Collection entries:

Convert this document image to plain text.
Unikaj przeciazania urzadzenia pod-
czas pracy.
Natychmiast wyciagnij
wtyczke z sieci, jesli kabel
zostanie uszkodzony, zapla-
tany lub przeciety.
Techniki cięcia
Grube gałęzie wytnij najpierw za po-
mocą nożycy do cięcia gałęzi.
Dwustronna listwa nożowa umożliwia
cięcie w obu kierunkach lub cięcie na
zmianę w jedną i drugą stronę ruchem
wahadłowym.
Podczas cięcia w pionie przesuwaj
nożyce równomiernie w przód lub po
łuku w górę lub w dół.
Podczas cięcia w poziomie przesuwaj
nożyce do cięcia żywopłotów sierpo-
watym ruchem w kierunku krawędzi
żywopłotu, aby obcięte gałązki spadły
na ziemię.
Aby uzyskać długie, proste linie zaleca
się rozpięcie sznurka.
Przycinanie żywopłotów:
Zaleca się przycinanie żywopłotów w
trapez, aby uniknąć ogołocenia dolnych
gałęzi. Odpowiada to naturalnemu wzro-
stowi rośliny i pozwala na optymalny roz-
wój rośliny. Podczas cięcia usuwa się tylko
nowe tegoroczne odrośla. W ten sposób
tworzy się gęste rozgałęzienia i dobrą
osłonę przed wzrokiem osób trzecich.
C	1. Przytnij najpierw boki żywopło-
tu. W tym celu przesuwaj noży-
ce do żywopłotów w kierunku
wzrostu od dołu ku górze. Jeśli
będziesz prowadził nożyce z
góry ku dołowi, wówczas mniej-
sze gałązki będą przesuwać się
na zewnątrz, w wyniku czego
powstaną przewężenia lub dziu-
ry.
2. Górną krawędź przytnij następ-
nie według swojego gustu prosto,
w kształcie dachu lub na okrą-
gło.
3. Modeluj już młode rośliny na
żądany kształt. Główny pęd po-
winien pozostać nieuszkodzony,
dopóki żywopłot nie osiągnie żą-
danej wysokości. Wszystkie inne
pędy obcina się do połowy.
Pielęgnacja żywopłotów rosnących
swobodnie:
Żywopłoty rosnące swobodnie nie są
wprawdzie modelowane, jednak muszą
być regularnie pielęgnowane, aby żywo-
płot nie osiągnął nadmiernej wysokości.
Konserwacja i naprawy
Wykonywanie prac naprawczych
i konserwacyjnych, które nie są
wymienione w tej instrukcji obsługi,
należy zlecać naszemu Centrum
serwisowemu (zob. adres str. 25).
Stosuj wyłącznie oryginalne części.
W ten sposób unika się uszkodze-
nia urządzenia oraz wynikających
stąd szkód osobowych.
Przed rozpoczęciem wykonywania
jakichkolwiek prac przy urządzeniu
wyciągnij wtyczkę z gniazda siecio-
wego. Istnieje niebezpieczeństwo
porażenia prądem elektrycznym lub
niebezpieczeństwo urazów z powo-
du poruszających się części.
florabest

> **CHALLENGE**
Count the lines that hold the string "rośliny" and state that number alone.

> **ANSWER TO THIS TASK**
3